» **Work to be completed**: Answer with nothing but a number: how many lines include the word "matupad"?

[Dataset items]
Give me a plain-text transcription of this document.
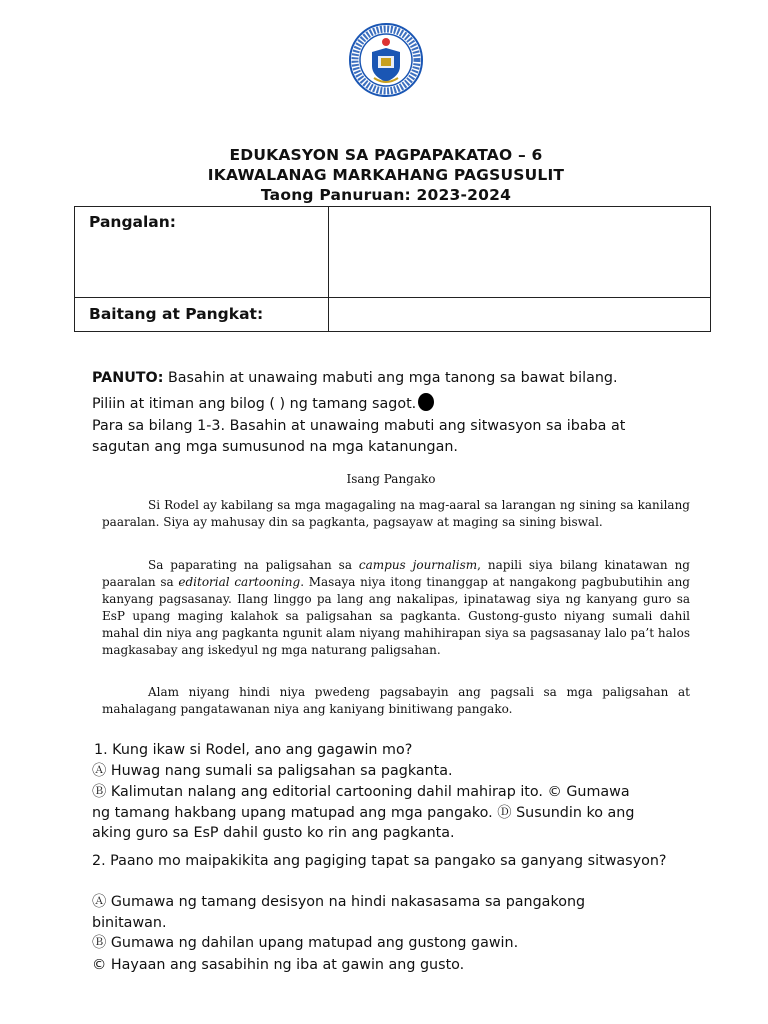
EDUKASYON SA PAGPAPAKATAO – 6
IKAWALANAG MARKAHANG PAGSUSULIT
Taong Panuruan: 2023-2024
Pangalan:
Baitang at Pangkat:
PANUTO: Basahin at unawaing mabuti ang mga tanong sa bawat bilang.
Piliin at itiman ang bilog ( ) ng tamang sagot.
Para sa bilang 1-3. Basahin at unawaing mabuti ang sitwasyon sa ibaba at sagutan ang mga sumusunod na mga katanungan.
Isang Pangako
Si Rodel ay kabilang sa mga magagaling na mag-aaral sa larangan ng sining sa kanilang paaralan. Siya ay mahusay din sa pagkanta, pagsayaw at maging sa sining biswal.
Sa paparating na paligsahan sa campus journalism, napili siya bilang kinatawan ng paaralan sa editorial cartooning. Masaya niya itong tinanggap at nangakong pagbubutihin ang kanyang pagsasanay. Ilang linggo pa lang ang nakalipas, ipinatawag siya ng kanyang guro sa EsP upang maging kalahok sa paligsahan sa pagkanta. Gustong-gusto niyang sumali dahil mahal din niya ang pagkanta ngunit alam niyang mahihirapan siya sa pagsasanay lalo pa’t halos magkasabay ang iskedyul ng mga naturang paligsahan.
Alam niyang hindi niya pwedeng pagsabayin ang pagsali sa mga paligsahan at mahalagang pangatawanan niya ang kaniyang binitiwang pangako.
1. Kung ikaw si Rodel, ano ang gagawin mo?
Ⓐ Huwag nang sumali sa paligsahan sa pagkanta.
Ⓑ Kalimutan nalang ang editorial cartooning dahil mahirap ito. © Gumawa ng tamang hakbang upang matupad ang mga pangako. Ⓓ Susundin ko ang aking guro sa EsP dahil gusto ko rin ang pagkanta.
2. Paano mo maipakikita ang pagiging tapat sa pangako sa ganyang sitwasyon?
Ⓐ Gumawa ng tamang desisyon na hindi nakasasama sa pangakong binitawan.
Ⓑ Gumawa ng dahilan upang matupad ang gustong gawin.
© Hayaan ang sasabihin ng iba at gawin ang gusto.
--
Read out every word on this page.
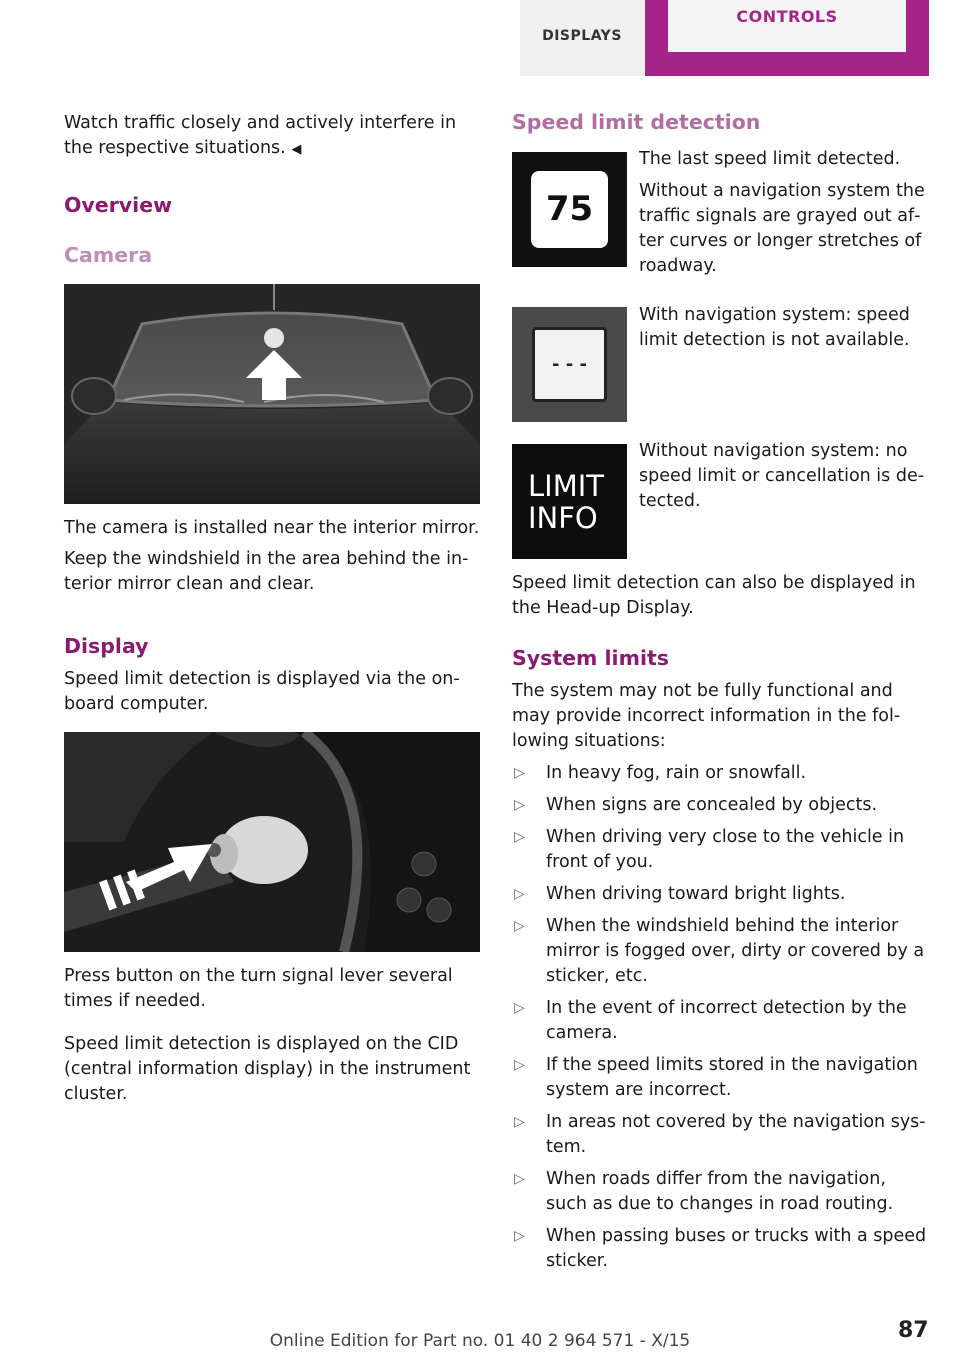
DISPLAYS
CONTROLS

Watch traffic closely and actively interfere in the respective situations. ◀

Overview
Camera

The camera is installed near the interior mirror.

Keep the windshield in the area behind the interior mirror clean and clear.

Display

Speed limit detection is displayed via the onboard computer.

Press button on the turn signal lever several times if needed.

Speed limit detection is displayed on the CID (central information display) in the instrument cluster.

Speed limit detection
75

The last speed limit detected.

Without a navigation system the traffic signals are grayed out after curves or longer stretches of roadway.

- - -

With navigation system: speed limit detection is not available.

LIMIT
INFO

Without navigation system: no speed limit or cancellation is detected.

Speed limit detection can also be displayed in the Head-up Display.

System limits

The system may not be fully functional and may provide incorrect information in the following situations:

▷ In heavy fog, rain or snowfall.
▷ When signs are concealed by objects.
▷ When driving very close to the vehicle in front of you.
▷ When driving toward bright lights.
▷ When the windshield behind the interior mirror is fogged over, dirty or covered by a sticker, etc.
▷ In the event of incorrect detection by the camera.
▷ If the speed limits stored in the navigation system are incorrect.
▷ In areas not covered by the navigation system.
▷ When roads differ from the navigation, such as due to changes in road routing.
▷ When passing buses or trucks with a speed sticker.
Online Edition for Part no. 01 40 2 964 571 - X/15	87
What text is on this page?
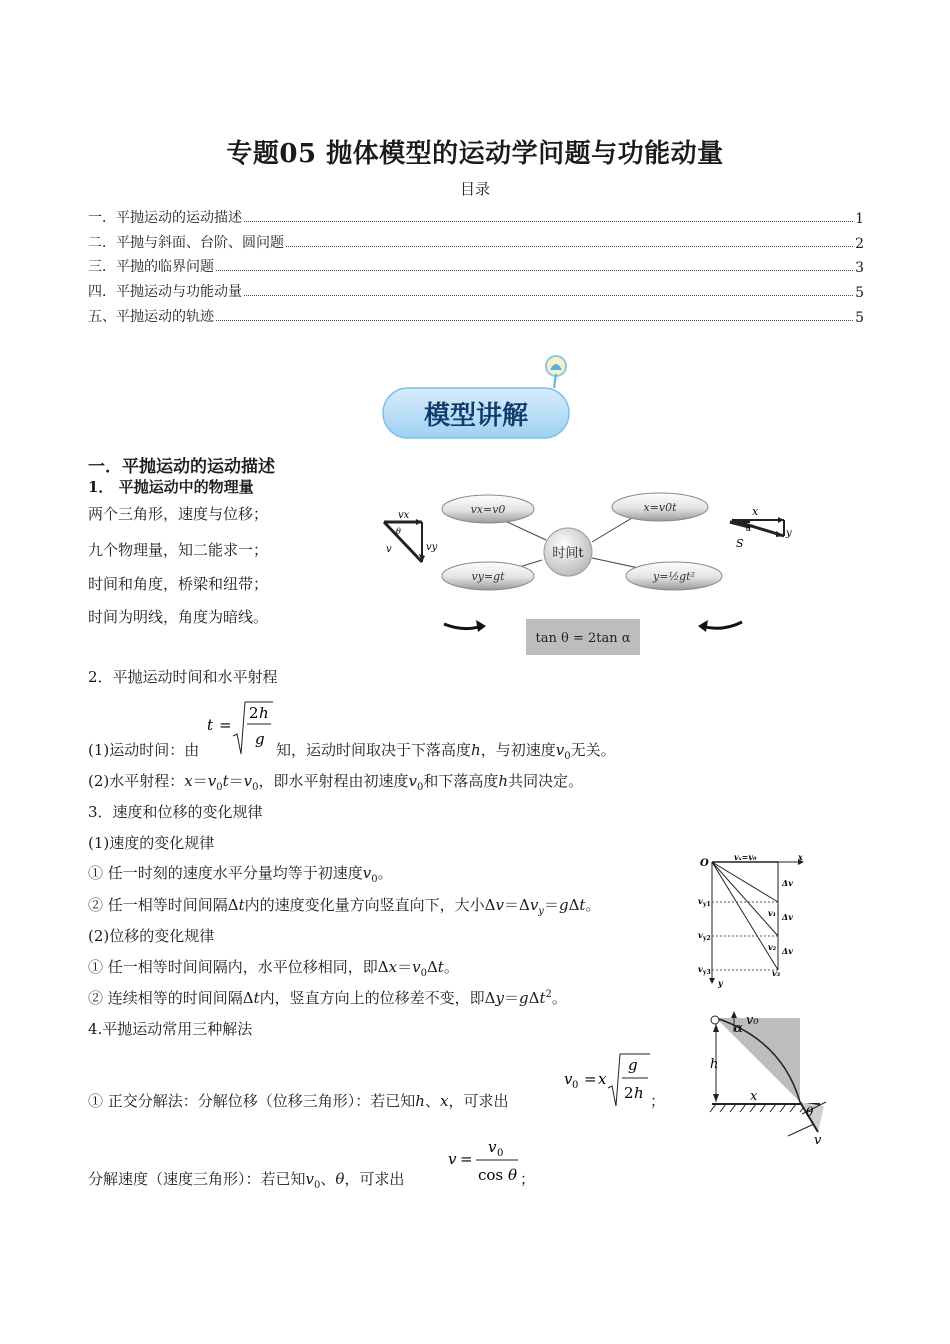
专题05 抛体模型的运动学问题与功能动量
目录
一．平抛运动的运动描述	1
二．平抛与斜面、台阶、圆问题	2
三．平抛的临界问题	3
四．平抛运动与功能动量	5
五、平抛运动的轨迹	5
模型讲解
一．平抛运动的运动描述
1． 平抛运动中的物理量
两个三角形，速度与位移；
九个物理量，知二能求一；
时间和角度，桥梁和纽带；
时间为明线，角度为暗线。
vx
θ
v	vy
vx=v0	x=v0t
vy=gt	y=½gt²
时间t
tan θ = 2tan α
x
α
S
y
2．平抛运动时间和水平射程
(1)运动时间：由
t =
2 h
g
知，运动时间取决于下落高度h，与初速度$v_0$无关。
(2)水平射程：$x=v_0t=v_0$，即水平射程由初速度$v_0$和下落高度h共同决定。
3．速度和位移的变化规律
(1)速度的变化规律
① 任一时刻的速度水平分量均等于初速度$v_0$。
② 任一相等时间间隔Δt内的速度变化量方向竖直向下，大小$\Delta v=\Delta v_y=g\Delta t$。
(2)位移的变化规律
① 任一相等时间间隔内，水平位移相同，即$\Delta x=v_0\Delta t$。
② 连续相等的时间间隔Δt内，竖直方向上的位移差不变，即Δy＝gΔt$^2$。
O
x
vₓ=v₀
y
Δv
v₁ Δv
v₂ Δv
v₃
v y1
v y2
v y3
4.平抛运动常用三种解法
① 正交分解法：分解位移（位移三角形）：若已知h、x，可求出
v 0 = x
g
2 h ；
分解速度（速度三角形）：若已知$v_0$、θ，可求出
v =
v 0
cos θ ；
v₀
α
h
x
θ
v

» **Worked solution**: 2